%%
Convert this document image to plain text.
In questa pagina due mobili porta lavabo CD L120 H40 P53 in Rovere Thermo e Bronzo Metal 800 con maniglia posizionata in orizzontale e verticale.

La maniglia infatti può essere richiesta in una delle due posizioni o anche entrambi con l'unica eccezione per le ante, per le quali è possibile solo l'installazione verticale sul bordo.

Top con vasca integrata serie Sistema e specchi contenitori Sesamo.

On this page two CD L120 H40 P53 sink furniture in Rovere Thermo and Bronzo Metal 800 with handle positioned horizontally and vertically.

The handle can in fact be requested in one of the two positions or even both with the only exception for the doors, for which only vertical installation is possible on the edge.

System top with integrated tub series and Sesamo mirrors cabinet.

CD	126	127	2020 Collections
%%
▶ **Short exercise**: The data above must be returned in full, exactly as written.

▶ **Finished task**:
Convert this document image to plain text.
In questa pagina due mobili porta lavabo CD L120 H40 P53 in Rovere Thermo e Bronzo Metal 800 con maniglia posizionata in orizzontale e verticale.

La maniglia infatti può essere richiesta in una delle due posizioni o anche entrambi con l'unica eccezione per le ante, per le quali è possibile solo l'installazione verticale sul bordo.

Top con vasca integrata serie Sistema e specchi contenitori Sesamo.

On this page two CD L120 H40 P53 sink furniture in Rovere Thermo and Bronzo Metal 800 with handle positioned horizontally and vertically.

The handle can in fact be requested in one of the two positions or even both with the only exception for the doors, for which only vertical installation is possible on the edge.

System top with integrated tub series and Sesamo mirrors cabinet.

CD	126	127	2020 Collections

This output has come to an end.